Records contained in a dataset
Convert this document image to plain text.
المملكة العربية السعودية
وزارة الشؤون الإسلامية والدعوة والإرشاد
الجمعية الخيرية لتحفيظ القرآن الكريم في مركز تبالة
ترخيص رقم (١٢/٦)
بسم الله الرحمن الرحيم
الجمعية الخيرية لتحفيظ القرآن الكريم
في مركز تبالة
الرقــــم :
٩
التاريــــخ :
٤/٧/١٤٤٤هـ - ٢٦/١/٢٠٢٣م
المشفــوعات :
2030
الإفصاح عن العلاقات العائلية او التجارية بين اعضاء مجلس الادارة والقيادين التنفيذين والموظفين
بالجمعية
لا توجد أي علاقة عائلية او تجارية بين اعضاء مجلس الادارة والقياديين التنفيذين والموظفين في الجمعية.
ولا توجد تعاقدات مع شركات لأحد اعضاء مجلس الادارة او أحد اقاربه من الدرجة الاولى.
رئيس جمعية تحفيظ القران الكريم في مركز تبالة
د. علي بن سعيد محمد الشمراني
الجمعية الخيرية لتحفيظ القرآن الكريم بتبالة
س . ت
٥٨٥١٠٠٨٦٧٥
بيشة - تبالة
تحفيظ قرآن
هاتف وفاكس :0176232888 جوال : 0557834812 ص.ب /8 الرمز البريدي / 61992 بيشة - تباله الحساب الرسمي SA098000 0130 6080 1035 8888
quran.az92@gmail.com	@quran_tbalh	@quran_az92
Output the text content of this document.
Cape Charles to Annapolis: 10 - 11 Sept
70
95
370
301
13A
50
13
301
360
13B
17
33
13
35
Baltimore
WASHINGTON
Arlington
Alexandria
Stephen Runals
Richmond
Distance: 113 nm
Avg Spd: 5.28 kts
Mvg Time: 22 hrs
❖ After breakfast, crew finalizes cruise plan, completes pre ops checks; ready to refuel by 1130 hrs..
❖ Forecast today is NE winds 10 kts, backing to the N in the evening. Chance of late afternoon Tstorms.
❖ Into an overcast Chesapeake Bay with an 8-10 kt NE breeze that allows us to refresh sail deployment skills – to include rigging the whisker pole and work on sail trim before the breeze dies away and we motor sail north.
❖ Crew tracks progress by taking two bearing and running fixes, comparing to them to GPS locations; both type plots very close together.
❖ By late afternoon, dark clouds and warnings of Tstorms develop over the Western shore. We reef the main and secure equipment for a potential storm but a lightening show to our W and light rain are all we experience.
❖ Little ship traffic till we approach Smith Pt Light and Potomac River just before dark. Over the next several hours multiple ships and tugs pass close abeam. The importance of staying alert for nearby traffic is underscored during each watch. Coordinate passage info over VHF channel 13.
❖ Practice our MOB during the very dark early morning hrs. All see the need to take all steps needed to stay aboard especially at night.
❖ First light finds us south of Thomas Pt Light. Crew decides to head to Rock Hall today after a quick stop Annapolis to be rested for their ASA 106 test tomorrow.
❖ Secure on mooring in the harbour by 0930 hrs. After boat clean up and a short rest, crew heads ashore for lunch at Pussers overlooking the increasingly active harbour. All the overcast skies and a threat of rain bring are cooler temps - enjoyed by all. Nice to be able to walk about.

**Given problem**. Counting only lines of the data above that hold "Annapolis", report the total and nothing else.

**Full solution**. 2